Items from a figure collection:
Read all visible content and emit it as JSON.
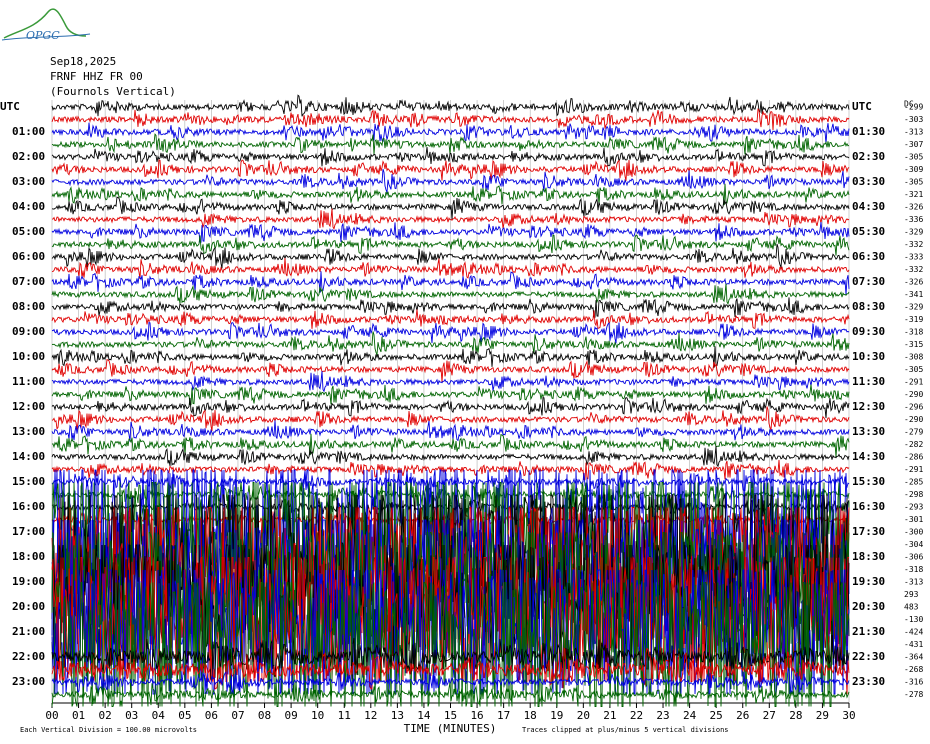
{
  "chart_data": {
    "type": "helicorder",
    "logo": "OPGC",
    "title": "Sep18,2025",
    "subtitle": "FRNF HHZ FR 00",
    "station": "(Fournols Vertical)",
    "left_labels": [
      "UTC",
      "01:00",
      "02:00",
      "03:00",
      "04:00",
      "05:00",
      "06:00",
      "07:00",
      "08:00",
      "09:00",
      "10:00",
      "11:00",
      "12:00",
      "13:00",
      "14:00",
      "15:00",
      "16:00",
      "17:00",
      "18:00",
      "19:00",
      "20:00",
      "21:00",
      "22:00",
      "23:00"
    ],
    "right_labels": [
      "UTC",
      "01:30",
      "02:30",
      "03:30",
      "04:30",
      "05:30",
      "06:30",
      "07:30",
      "08:30",
      "09:30",
      "10:30",
      "11:30",
      "12:30",
      "13:30",
      "14:30",
      "15:30",
      "16:30",
      "17:30",
      "18:30",
      "19:30",
      "20:30",
      "21:30",
      "22:30",
      "23:30"
    ],
    "dc_label": "DC",
    "dc_offsets": [
      -299,
      -303,
      -313,
      -307,
      -305,
      -309,
      -305,
      -321,
      -326,
      -336,
      -329,
      -332,
      -333,
      -332,
      -326,
      -341,
      -329,
      -319,
      -318,
      -315,
      -308,
      -305,
      -291,
      -290,
      -296,
      -290,
      -279,
      -282,
      -286,
      -291,
      -285,
      -298,
      -293,
      -301,
      -300,
      -304,
      -306,
      -318,
      -313,
      293,
      483,
      -130,
      -424,
      -431,
      -364,
      -268,
      -316,
      -278
    ],
    "colors": [
      "#000000",
      "#e00000",
      "#0000e0",
      "#006400"
    ],
    "xlim": [
      0,
      30
    ],
    "xticks": [
      {
        "value": 0,
        "label": "00"
      },
      {
        "value": 1,
        "label": "01"
      },
      {
        "value": 2,
        "label": "02"
      },
      {
        "value": 3,
        "label": "03"
      },
      {
        "value": 4,
        "label": "04"
      },
      {
        "value": 5,
        "label": "05"
      },
      {
        "value": 6,
        "label": "06"
      },
      {
        "value": 7,
        "label": "07"
      },
      {
        "value": 8,
        "label": "08"
      },
      {
        "value": 9,
        "label": "09"
      },
      10,
      11,
      12,
      13,
      14,
      15,
      16,
      17,
      18,
      19,
      20,
      21,
      22,
      23,
      24,
      25,
      26,
      27,
      28,
      29,
      30
    ],
    "xlabel": "TIME (MINUTES)",
    "footnote_left": "Each Vertical Division =  100.00 microvolts",
    "footnote_right": "Traces clipped at plus/minus 5 vertical divisions"
  }
}
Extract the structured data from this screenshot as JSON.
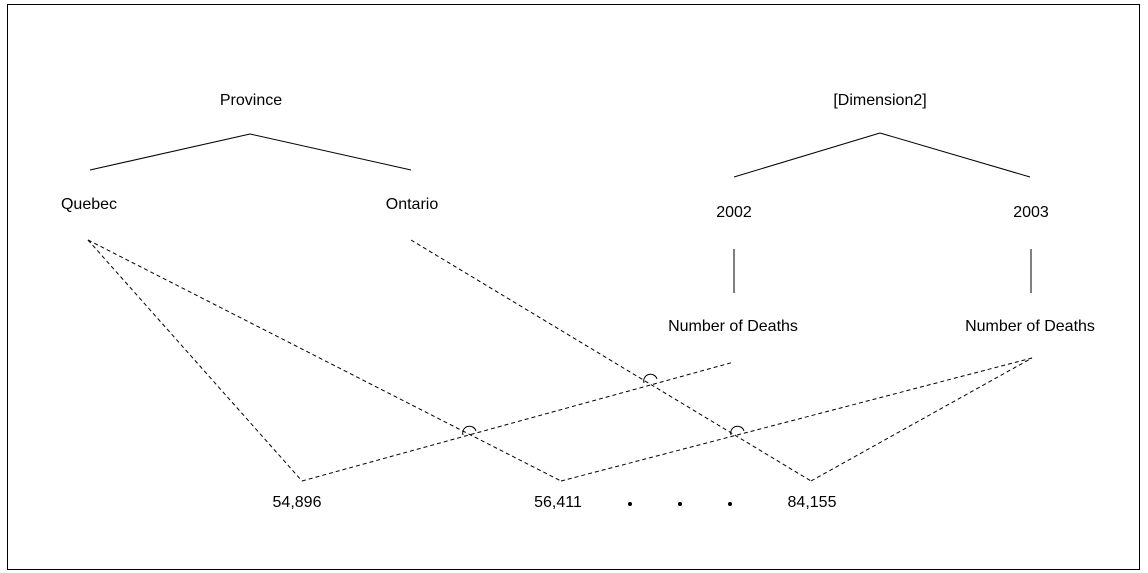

DO THIS: Pick each line holding the word "value" out of the listing.

EXERCISE RESULT:
        "value": 0,
        "value": 1,
        "value": 2,
        "value": 3,
        "value": 4,
        "value": 5,
        "value": 6,
        "value": 7,
        "value": 8,
        "value": 9,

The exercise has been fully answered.